Challenge>
Among the lines of these entries, how many hold the word "ylabel"? State only the number.

:: Exercise materials

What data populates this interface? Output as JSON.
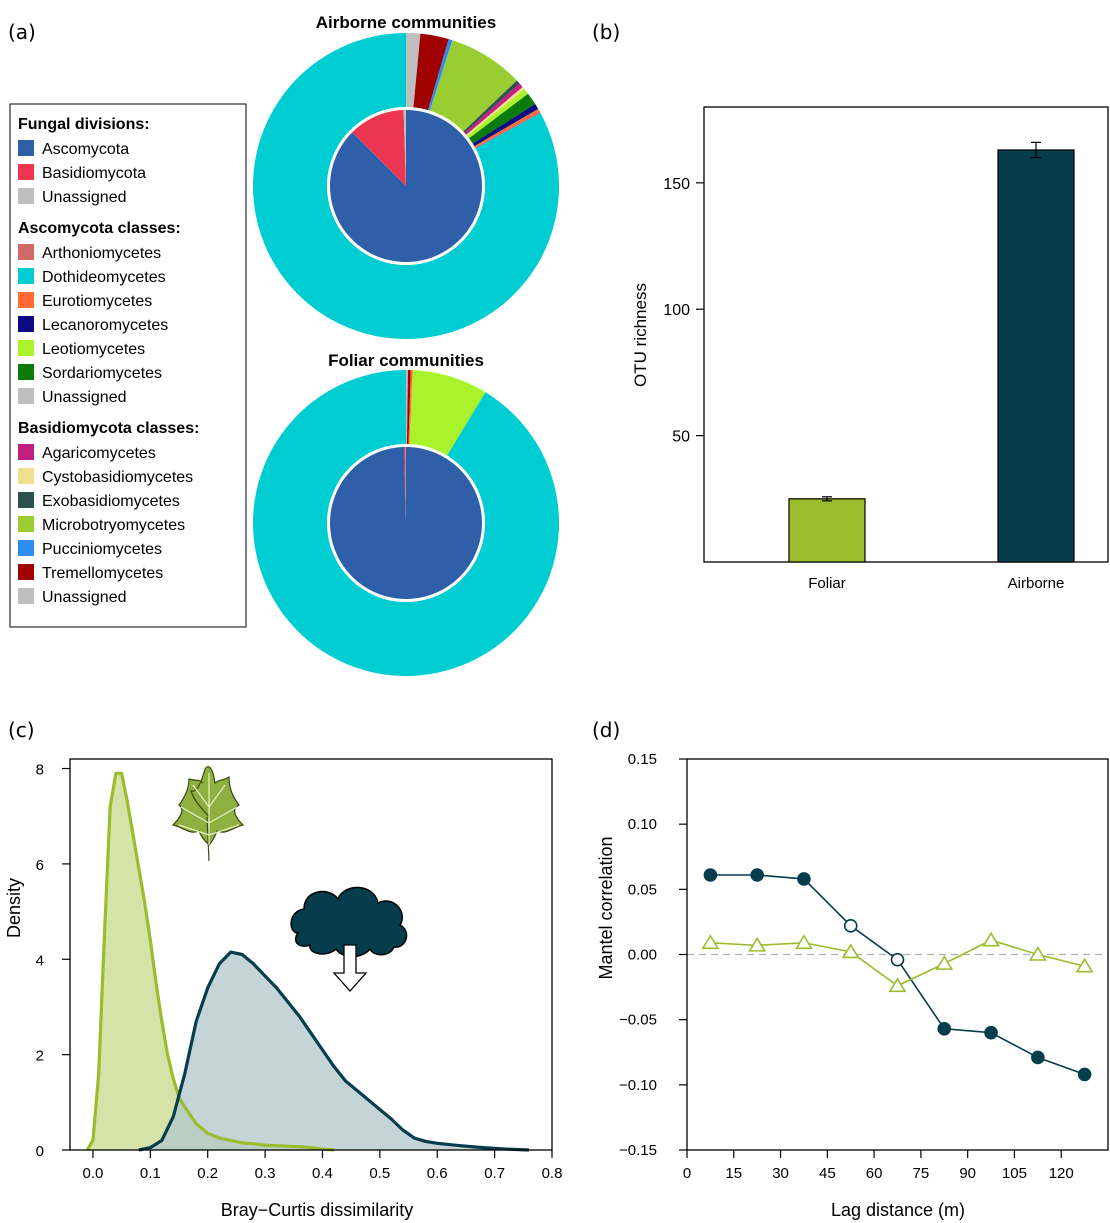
{
  "panels": {
    "a": "(a)",
    "b": "(b)",
    "c": "(c)",
    "d": "(d)"
  },
  "legend": {
    "groups": [
      {
        "title": "Fungal divisions:",
        "items": [
          {
            "label": "Ascomycota",
            "color": "#2e5fa8"
          },
          {
            "label": "Basidiomycota",
            "color": "#ec3651"
          },
          {
            "label": "Unassigned",
            "color": "#bfbfbf"
          }
        ]
      },
      {
        "title": "Ascomycota classes:",
        "items": [
          {
            "label": "Arthoniomycetes",
            "color": "#d06a6a"
          },
          {
            "label": "Dothideomycetes",
            "color": "#00cdd1"
          },
          {
            "label": "Eurotiomycetes",
            "color": "#ff6b33"
          },
          {
            "label": "Lecanoromycetes",
            "color": "#0b0b84"
          },
          {
            "label": "Leotiomycetes",
            "color": "#a9f22c"
          },
          {
            "label": "Sordariomycetes",
            "color": "#0a7a0a"
          },
          {
            "label": "Unassigned",
            "color": "#bfbfbf"
          }
        ]
      },
      {
        "title": "Basidiomycota classes:",
        "items": [
          {
            "label": "Agaricomycetes",
            "color": "#c4207f"
          },
          {
            "label": "Cystobasidiomycetes",
            "color": "#f1e08c"
          },
          {
            "label": "Exobasidiomycetes",
            "color": "#2f4f4f"
          },
          {
            "label": "Microbotryomycetes",
            "color": "#9acd32"
          },
          {
            "label": "Pucciniomycetes",
            "color": "#2d8cf0"
          },
          {
            "label": "Tremellomycetes",
            "color": "#a00000"
          },
          {
            "label": "Unassigned",
            "color": "#bfbfbf"
          }
        ]
      }
    ]
  },
  "chart_data": [
    {
      "panel": "a-top",
      "type": "pie",
      "title": "Airborne communities",
      "inner": [
        {
          "name": "Ascomycota",
          "value": 87.5,
          "color": "#2e5fa8"
        },
        {
          "name": "Basidiomycota",
          "value": 12.0,
          "color": "#ec3651"
        },
        {
          "name": "Unassigned",
          "value": 0.5,
          "color": "#bfbfbf"
        }
      ],
      "outer": [
        {
          "name": "Unassigned",
          "value": 1.5,
          "color": "#bfbfbf"
        },
        {
          "name": "Tremellomycetes",
          "value": 3.0,
          "color": "#a00000"
        },
        {
          "name": "Pucciniomycetes",
          "value": 0.4,
          "color": "#2d8cf0"
        },
        {
          "name": "Microbotryomycetes",
          "value": 8.0,
          "color": "#9acd32"
        },
        {
          "name": "Exobasidiomycetes",
          "value": 0.4,
          "color": "#2f4f4f"
        },
        {
          "name": "Agaricomycetes",
          "value": 0.5,
          "color": "#c4207f"
        },
        {
          "name": "Cystobasidiomycetes",
          "value": 0.3,
          "color": "#f1e08c"
        },
        {
          "name": "Leotiomycetes",
          "value": 0.6,
          "color": "#a9f22c"
        },
        {
          "name": "Sordariomycetes",
          "value": 1.3,
          "color": "#0a7a0a"
        },
        {
          "name": "Lecanoromycetes",
          "value": 0.6,
          "color": "#0b0b84"
        },
        {
          "name": "Eurotiomycetes",
          "value": 0.3,
          "color": "#ff6b33"
        },
        {
          "name": "Arthoniomycetes",
          "value": 0.2,
          "color": "#d06a6a"
        },
        {
          "name": "Dothideomycetes",
          "value": 82.9,
          "color": "#00cdd1"
        }
      ]
    },
    {
      "panel": "a-bottom",
      "type": "pie",
      "title": "Foliar communities",
      "inner": [
        {
          "name": "Ascomycota",
          "value": 99.6,
          "color": "#2e5fa8"
        },
        {
          "name": "Basidiomycota",
          "value": 0.3,
          "color": "#ec3651"
        },
        {
          "name": "Unassigned",
          "value": 0.1,
          "color": "#bfbfbf"
        }
      ],
      "outer": [
        {
          "name": "Unassigned",
          "value": 0.2,
          "color": "#bfbfbf"
        },
        {
          "name": "Tremellomycetes",
          "value": 0.3,
          "color": "#a00000"
        },
        {
          "name": "Eurotiomycetes",
          "value": 0.2,
          "color": "#ff6b33"
        },
        {
          "name": "Leotiomycetes",
          "value": 8.0,
          "color": "#a9f22c"
        },
        {
          "name": "Dothideomycetes",
          "value": 91.3,
          "color": "#00cdd1"
        }
      ]
    },
    {
      "panel": "b",
      "type": "bar",
      "categories": [
        "Foliar",
        "Airborne"
      ],
      "values": [
        25,
        163
      ],
      "errors": [
        0.8,
        3
      ],
      "colors": [
        "#9bbc2d",
        "#063d4d"
      ],
      "xlabel": "",
      "ylabel": "OTU richness",
      "yticks": [
        50,
        100,
        150
      ],
      "ylim": [
        0,
        180
      ]
    },
    {
      "panel": "c",
      "type": "area",
      "xlabel": "Bray−Curtis dissimilarity",
      "ylabel": "Density",
      "xlim": [
        -0.04,
        0.8
      ],
      "ylim": [
        0,
        8.2
      ],
      "xticks": [
        0.0,
        0.1,
        0.2,
        0.3,
        0.4,
        0.5,
        0.6,
        0.7,
        0.8
      ],
      "xtick_labels": [
        "0.0",
        "0.1",
        "0.2",
        "0.3",
        "0.4",
        "0.5",
        "0.6",
        "0.7",
        "0.8"
      ],
      "yticks": [
        0,
        2,
        4,
        6,
        8
      ],
      "series": [
        {
          "color": "#9bbc2d",
          "fill": "#d6e3a8",
          "x": [
            -0.01,
            0.0,
            0.01,
            0.02,
            0.03,
            0.04,
            0.05,
            0.06,
            0.07,
            0.08,
            0.09,
            0.1,
            0.11,
            0.12,
            0.13,
            0.14,
            0.15,
            0.16,
            0.18,
            0.2,
            0.22,
            0.24,
            0.26,
            0.28,
            0.3,
            0.32,
            0.34,
            0.36,
            0.38,
            0.4,
            0.42
          ],
          "y": [
            0,
            0.2,
            1.6,
            4.5,
            7.2,
            7.9,
            7.9,
            7.3,
            6.6,
            5.9,
            5.2,
            4.4,
            3.5,
            2.7,
            2.0,
            1.5,
            1.1,
            0.9,
            0.55,
            0.35,
            0.25,
            0.2,
            0.15,
            0.13,
            0.1,
            0.09,
            0.08,
            0.07,
            0.05,
            0.02,
            0
          ]
        },
        {
          "color": "#063d4d",
          "fill": "#b3c8cc",
          "x": [
            0.08,
            0.1,
            0.12,
            0.14,
            0.16,
            0.18,
            0.2,
            0.22,
            0.24,
            0.26,
            0.28,
            0.3,
            0.32,
            0.34,
            0.36,
            0.38,
            0.4,
            0.42,
            0.44,
            0.46,
            0.48,
            0.5,
            0.52,
            0.54,
            0.56,
            0.58,
            0.6,
            0.64,
            0.68,
            0.72,
            0.76
          ],
          "y": [
            0,
            0.05,
            0.2,
            0.7,
            1.6,
            2.7,
            3.4,
            3.9,
            4.15,
            4.1,
            3.9,
            3.65,
            3.4,
            3.1,
            2.8,
            2.45,
            2.1,
            1.75,
            1.45,
            1.25,
            1.05,
            0.85,
            0.65,
            0.42,
            0.25,
            0.18,
            0.14,
            0.09,
            0.05,
            0.02,
            0
          ]
        }
      ]
    },
    {
      "panel": "d",
      "type": "line",
      "xlabel": "Lag distance (m)",
      "ylabel": "Mantel correlation",
      "xlim": [
        0,
        135
      ],
      "ylim": [
        -0.15,
        0.15
      ],
      "xticks": [
        0,
        15,
        30,
        45,
        60,
        75,
        90,
        105,
        120
      ],
      "yticks": [
        -0.15,
        -0.1,
        -0.05,
        0.0,
        0.05,
        0.1,
        0.15
      ],
      "ytick_labels": [
        "−0.15",
        "−0.10",
        "−0.05",
        "0.00",
        "0.05",
        "0.10",
        "0.15"
      ],
      "reference_line": 0,
      "series": [
        {
          "marker": "circle",
          "color": "#063d4d",
          "x": [
            7.5,
            22.5,
            37.5,
            52.5,
            67.5,
            82.5,
            97.5,
            112.5,
            127.5
          ],
          "y": [
            0.061,
            0.061,
            0.058,
            0.022,
            -0.004,
            -0.057,
            -0.06,
            -0.079,
            -0.092
          ],
          "filled": [
            true,
            true,
            true,
            false,
            false,
            true,
            true,
            true,
            true
          ]
        },
        {
          "marker": "triangle",
          "color": "#9bbc2d",
          "x": [
            7.5,
            22.5,
            37.5,
            52.5,
            67.5,
            82.5,
            97.5,
            112.5,
            127.5
          ],
          "y": [
            0.009,
            0.007,
            0.009,
            0.002,
            -0.024,
            -0.007,
            0.011,
            0.0,
            -0.009
          ],
          "filled": [
            false,
            false,
            false,
            false,
            false,
            false,
            false,
            false,
            false
          ]
        }
      ]
    }
  ]
}
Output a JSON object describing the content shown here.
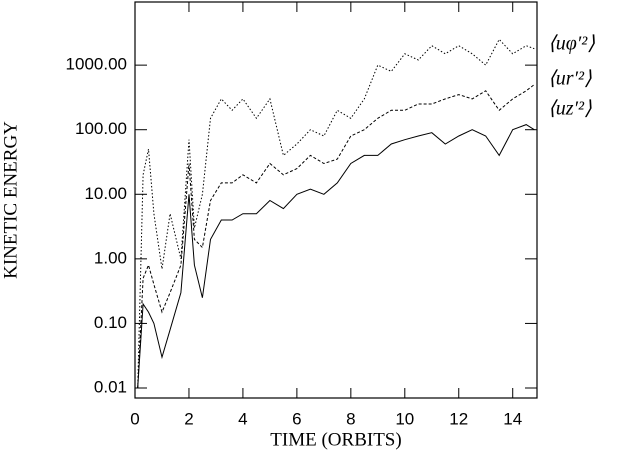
{
  "chart_data": {
    "type": "line",
    "xlabel": "TIME (ORBITS)",
    "ylabel": "KINETIC ENERGY",
    "yscale": "log",
    "xlim": [
      0,
      14.9
    ],
    "xticks": [
      0,
      2,
      4,
      6,
      8,
      10,
      12,
      14
    ],
    "ylim": [
      0.007,
      9500
    ],
    "yticks": [
      {
        "value": 0.01,
        "label": "0.01"
      },
      {
        "value": 0.1,
        "label": "0.10"
      },
      {
        "value": 1,
        "label": "1.00"
      },
      {
        "value": 10,
        "label": "10.00"
      },
      {
        "value": 100,
        "label": "100.00"
      },
      {
        "value": 1000,
        "label": "1000.00"
      }
    ],
    "x": [
      0.1,
      0.3,
      0.5,
      0.7,
      1.0,
      1.3,
      1.7,
      2.0,
      2.2,
      2.5,
      2.8,
      3.2,
      3.6,
      4.0,
      4.5,
      5.0,
      5.5,
      6.0,
      6.5,
      7.0,
      7.5,
      8.0,
      8.5,
      9.0,
      9.5,
      10.0,
      10.5,
      11.0,
      11.5,
      12.0,
      12.5,
      13.0,
      13.5,
      14.0,
      14.5,
      14.8
    ],
    "series": [
      {
        "name": "⟨uφ′²⟩",
        "color": "#000000",
        "style": "dotted",
        "values": [
          0.01,
          20,
          50,
          5,
          0.7,
          5,
          1,
          70,
          3,
          10,
          150,
          300,
          200,
          300,
          150,
          300,
          40,
          60,
          100,
          80,
          200,
          150,
          300,
          1000,
          800,
          1500,
          1200,
          2000,
          1500,
          2000,
          1500,
          1000,
          2500,
          1500,
          2000,
          1800
        ]
      },
      {
        "name": "⟨ur′²⟩",
        "color": "#000000",
        "style": "dashed",
        "values": [
          0.01,
          0.5,
          0.8,
          0.4,
          0.15,
          0.3,
          0.8,
          30,
          2,
          1.5,
          8,
          15,
          15,
          20,
          15,
          30,
          20,
          25,
          40,
          30,
          35,
          80,
          100,
          150,
          200,
          200,
          250,
          250,
          300,
          350,
          300,
          400,
          200,
          300,
          400,
          500
        ]
      },
      {
        "name": "⟨uz′²⟩",
        "color": "#000000",
        "style": "solid",
        "values": [
          0.01,
          0.2,
          0.15,
          0.1,
          0.03,
          0.08,
          0.3,
          10,
          0.8,
          0.25,
          2,
          4,
          4,
          5,
          5,
          8,
          6,
          10,
          12,
          10,
          15,
          30,
          40,
          40,
          60,
          70,
          80,
          90,
          60,
          80,
          100,
          80,
          40,
          100,
          120,
          100
        ]
      }
    ]
  }
}
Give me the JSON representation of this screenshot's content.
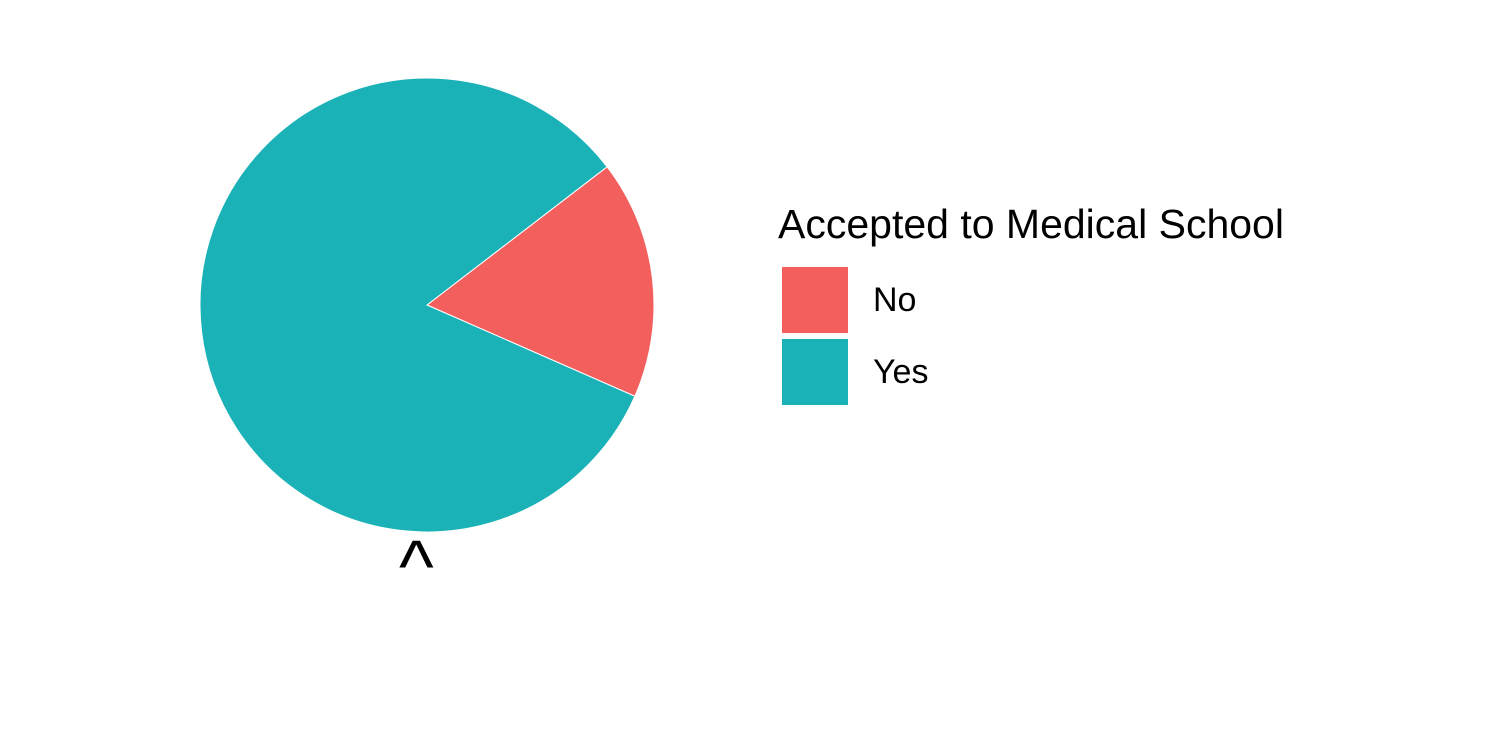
{
  "chart_data": {
    "type": "pie",
    "title": "",
    "slices": [
      {
        "label": "No",
        "value": 0.17,
        "color": "#F25F5C"
      },
      {
        "label": "Yes",
        "value": 0.83,
        "color": "#1AB2B7"
      }
    ],
    "legend": {
      "title": "Accepted to Medical School",
      "placement": "right"
    },
    "axis_tick_label": "^",
    "start": "angle between slices follows ggplot coord_polar: starts at 12 o'clock, clockwise",
    "grid": false
  }
}
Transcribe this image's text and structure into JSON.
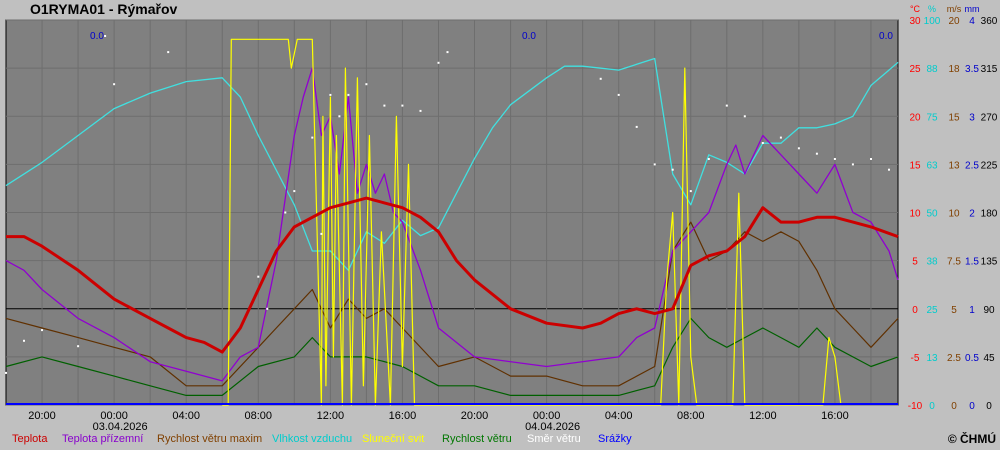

::::

Output for this exercise>
4